#### Extracted records ####
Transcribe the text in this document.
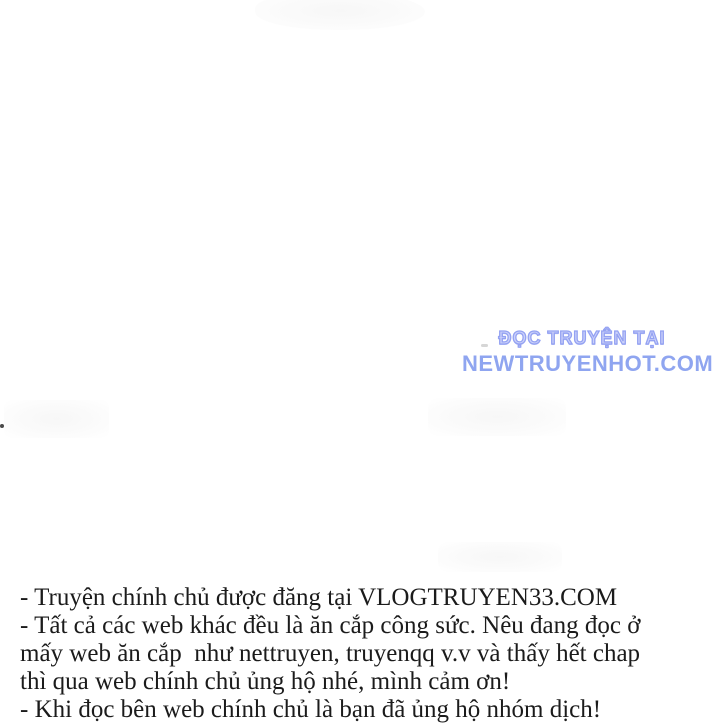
ĐỌC TRUYỆN TẠI
NEWTRUYENHOT.COM
- Truyện chính chủ được đăng tại VLOGTRUYEN33.COM
- Tất cả các web khác đều là ăn cắp công sức. Nêu đang đọc ở
mấy web ăn cắp  như nettruyen, truyenqq v.v và thấy hết chap
thì qua web chính chủ ủng hộ nhé, mình cảm ơn!
- Khi đọc bên web chính chủ là bạn đã ủng hộ nhóm dịch!
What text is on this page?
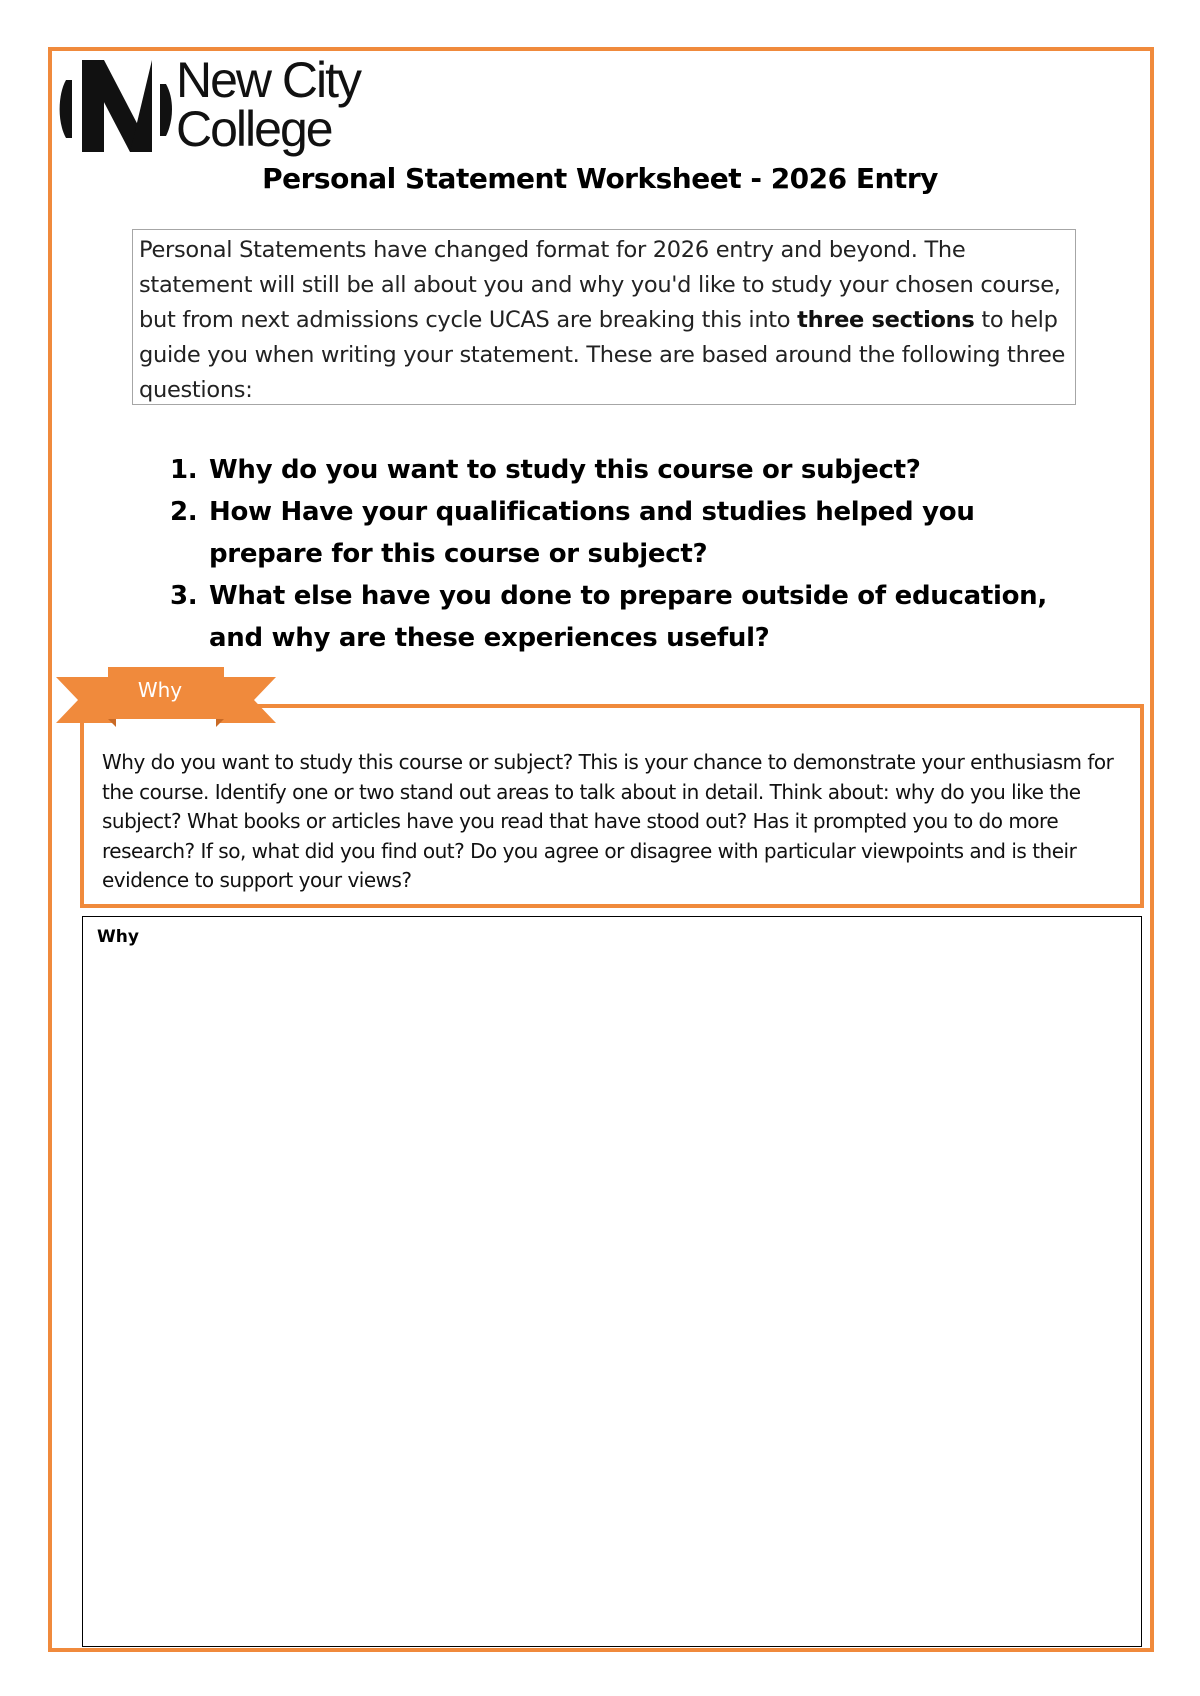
New City
College
Personal Statement Worksheet - 2026 Entry
Personal Statements have changed format for 2026 entry and beyond. The statement will still be all about you and why you'd like to study your chosen course, but from next admissions cycle UCAS are breaking this into three sections to help guide you when writing your statement. These are based around the following three questions:
1. Why do you want to study this course or subject?
2. How Have your qualifications and studies helped you prepare for this course or subject?
3. What else have you done to prepare outside of education, and why are these experiences useful?
Why
Why do you want to study this course or subject? This is your chance to demonstrate your enthusiasm for the course. Identify one or two stand out areas to talk about in detail. Think about: why do you like the subject? What books or articles have you read that have stood out? Has it prompted you to do more research? If so, what did you find out? Do you agree or disagree with particular viewpoints and is their evidence to support your views?
Why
####
Problem description:
Repeat the listing in full and exactly. Leave any pictures out.

The result:
Transcribe the text in this document.
ĐỌC TRUYỆN TẠI
NEWTRUYENHOT.COM
- Truyện chính chủ được đăng tại VLOGTRUYEN33.COM
- Tất cả các web khác đều là ăn cắp công sức. Nêu đang đọc ở
mấy web ăn cắp  như nettruyen, truyenqq v.v và thấy hết chap
thì qua web chính chủ ủng hộ nhé, mình cảm ơn!
- Khi đọc bên web chính chủ là bạn đã ủng hộ nhóm dịch!
What text is on this page?
New City
College
Personal Statement Worksheet - 2026 Entry
Personal Statements have changed format for 2026 entry and beyond. The statement will still be all about you and why you'd like to study your chosen course, but from next admissions cycle UCAS are breaking this into three sections to help guide you when writing your statement. These are based around the following three questions:
1. Why do you want to study this course or subject?
2. How Have your qualifications and studies helped you prepare for this course or subject?
3. What else have you done to prepare outside of education, and why are these experiences useful?
Why
Why do you want to study this course or subject? This is your chance to demonstrate your enthusiasm for the course. Identify one or two stand out areas to talk about in detail. Think about: why do you like the subject? What books or articles have you read that have stood out? Has it prompted you to do more research? If so, what did you find out? Do you agree or disagree with particular viewpoints and is their evidence to support your views?
Why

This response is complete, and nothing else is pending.